* [Short task]:
Locate the word "title" in the entries below, then gather every line that holds it.

* [Records provided]:
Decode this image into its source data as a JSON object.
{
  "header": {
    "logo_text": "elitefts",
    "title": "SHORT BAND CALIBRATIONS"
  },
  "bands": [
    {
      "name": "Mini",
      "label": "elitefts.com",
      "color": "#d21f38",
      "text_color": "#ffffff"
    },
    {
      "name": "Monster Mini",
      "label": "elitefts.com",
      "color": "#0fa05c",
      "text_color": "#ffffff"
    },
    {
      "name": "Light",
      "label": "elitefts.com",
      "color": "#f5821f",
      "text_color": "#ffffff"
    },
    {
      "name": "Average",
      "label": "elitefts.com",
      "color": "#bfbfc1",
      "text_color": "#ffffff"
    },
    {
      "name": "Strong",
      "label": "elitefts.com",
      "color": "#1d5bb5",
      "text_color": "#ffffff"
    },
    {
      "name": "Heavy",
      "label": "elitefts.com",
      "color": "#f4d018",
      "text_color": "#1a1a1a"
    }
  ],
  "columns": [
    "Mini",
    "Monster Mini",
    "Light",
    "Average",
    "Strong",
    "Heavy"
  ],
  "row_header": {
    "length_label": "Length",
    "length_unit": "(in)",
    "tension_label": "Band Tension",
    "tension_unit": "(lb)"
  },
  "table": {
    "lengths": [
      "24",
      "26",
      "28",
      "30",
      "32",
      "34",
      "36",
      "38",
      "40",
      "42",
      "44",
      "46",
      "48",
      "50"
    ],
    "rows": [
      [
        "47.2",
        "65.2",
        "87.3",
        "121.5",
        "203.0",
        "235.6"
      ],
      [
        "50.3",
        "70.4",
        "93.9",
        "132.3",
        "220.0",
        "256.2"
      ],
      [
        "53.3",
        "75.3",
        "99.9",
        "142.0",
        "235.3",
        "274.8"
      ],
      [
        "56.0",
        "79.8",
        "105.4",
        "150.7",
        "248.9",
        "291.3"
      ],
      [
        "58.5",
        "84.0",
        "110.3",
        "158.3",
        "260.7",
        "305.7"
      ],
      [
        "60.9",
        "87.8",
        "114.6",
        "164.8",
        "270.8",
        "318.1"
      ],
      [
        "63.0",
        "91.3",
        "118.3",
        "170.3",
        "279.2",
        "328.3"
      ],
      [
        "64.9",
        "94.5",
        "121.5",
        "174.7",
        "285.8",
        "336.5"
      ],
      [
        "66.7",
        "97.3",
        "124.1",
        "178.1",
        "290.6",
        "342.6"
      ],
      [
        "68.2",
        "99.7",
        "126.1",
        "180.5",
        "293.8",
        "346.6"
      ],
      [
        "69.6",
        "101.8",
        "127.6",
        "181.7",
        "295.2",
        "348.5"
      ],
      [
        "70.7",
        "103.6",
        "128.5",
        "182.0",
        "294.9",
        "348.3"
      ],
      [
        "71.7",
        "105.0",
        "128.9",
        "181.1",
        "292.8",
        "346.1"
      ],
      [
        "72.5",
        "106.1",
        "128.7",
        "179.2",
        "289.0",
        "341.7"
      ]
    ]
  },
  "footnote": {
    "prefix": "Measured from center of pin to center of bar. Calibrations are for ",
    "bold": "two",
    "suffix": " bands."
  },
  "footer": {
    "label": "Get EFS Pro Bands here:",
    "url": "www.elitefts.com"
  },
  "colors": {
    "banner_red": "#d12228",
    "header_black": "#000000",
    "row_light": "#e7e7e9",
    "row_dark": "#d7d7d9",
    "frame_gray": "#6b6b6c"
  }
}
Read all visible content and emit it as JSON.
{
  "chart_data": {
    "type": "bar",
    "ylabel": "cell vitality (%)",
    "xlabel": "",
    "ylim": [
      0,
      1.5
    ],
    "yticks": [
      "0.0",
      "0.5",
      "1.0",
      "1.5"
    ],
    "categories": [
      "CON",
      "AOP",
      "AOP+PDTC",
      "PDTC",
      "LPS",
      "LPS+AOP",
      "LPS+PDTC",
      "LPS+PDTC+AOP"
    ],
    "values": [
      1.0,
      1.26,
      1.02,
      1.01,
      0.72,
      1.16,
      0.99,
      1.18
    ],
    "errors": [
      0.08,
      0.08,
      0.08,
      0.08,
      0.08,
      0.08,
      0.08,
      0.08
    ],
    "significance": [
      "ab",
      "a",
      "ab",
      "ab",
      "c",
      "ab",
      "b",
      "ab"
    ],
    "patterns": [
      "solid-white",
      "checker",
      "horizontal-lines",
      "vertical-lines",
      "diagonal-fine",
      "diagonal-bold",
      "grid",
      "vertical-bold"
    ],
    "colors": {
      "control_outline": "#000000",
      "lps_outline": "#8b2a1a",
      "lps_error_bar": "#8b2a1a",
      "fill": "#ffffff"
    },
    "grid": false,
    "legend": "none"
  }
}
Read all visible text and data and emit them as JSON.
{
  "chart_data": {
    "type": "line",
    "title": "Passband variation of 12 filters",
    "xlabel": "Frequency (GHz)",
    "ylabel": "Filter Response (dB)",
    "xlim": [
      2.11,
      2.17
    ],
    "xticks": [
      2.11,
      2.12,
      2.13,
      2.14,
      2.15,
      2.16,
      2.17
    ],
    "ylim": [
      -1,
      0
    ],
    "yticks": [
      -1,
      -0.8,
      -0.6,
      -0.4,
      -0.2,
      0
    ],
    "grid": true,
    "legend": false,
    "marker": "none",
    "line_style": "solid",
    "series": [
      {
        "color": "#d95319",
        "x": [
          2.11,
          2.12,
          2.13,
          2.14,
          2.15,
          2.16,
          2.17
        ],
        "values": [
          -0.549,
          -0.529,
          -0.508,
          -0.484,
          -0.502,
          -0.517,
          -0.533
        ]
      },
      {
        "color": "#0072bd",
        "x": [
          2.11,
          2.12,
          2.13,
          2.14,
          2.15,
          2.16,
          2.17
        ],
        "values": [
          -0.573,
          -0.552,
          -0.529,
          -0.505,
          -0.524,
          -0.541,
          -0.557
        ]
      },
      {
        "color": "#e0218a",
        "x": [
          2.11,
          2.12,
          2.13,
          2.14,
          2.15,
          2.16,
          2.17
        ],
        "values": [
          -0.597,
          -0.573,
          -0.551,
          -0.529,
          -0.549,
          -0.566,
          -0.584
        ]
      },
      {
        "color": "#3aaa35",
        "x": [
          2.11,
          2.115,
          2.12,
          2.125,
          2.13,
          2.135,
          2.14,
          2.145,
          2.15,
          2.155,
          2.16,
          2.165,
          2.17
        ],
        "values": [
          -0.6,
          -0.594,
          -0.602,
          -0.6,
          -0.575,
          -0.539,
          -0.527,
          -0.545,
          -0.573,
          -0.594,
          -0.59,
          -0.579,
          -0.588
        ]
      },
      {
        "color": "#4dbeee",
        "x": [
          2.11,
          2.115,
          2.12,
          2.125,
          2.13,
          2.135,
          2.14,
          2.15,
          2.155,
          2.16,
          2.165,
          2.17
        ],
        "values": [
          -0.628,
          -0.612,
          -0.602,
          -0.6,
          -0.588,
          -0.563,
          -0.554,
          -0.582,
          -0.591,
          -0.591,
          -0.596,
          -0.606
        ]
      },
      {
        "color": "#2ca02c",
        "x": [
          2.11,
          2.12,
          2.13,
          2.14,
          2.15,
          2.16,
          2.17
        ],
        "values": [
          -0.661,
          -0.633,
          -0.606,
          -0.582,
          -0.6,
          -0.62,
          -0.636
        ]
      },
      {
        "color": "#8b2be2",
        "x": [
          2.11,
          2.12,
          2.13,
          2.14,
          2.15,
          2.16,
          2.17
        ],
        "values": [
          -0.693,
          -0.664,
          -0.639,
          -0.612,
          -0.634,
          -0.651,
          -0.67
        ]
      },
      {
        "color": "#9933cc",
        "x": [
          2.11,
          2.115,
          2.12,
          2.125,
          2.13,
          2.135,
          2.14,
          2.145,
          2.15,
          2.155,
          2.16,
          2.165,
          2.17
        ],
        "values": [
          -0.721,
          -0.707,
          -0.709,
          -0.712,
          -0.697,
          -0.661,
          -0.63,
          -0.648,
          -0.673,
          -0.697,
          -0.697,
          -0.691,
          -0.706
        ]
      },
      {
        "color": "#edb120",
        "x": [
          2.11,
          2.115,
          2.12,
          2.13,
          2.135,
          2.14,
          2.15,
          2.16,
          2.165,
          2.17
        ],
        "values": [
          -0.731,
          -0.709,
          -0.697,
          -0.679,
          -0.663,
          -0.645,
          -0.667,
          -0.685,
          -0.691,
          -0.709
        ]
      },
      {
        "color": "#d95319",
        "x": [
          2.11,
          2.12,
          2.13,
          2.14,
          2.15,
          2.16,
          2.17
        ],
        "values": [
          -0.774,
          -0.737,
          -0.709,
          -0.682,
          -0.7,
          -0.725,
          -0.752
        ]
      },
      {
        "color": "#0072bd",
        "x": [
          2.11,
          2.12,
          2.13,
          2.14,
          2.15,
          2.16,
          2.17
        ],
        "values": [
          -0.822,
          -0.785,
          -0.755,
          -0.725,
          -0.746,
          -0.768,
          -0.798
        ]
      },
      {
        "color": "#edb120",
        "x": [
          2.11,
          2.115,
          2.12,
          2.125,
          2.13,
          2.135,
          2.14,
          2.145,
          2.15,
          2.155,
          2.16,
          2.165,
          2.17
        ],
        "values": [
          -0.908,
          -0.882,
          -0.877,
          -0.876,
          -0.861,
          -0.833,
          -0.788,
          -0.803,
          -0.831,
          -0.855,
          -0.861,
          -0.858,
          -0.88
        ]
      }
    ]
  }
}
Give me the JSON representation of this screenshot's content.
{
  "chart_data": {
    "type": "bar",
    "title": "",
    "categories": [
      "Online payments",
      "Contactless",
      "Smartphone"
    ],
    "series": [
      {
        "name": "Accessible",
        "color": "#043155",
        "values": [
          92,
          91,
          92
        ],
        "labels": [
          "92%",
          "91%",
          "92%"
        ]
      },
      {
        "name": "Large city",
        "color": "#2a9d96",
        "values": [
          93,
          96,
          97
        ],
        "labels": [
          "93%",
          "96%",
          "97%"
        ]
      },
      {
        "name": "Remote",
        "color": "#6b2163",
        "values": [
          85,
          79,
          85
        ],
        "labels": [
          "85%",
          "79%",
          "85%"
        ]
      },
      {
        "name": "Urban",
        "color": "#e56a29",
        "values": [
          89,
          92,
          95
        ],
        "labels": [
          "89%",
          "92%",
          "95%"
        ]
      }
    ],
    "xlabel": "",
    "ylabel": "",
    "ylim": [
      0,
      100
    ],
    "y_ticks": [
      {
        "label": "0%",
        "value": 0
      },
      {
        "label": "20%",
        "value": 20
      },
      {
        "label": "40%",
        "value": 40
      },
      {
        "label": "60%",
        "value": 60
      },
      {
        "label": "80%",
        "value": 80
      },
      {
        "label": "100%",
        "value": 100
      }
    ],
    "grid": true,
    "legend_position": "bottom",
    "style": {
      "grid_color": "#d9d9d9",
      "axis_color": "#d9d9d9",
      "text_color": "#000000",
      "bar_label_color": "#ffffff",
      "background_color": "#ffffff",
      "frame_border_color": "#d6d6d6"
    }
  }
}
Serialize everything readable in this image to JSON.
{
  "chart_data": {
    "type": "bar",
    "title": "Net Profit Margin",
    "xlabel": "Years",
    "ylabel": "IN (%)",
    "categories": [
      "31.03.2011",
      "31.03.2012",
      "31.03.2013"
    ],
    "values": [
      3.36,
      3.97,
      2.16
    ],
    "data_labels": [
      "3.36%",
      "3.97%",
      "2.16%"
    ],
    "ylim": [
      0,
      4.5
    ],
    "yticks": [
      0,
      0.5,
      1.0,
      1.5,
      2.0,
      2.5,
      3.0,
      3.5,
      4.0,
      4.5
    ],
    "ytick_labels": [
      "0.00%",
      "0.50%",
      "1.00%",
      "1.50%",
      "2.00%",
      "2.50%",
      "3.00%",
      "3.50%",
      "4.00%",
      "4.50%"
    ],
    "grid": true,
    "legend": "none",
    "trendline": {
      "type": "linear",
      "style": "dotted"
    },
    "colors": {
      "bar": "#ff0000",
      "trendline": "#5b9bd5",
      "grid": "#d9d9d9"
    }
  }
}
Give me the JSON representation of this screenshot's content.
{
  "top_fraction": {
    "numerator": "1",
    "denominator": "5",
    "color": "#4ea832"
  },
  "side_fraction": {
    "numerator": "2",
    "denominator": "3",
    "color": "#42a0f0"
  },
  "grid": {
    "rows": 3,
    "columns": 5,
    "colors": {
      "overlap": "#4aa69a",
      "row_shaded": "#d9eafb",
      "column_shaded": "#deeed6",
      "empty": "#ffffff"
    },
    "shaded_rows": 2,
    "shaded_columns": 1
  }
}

* [Full response]:
    "title": "SHORT BAND CALIBRATIONS"
    "title": "Passband variation of 12 filters",
    "title": "",
    "title": "Net Profit Margin",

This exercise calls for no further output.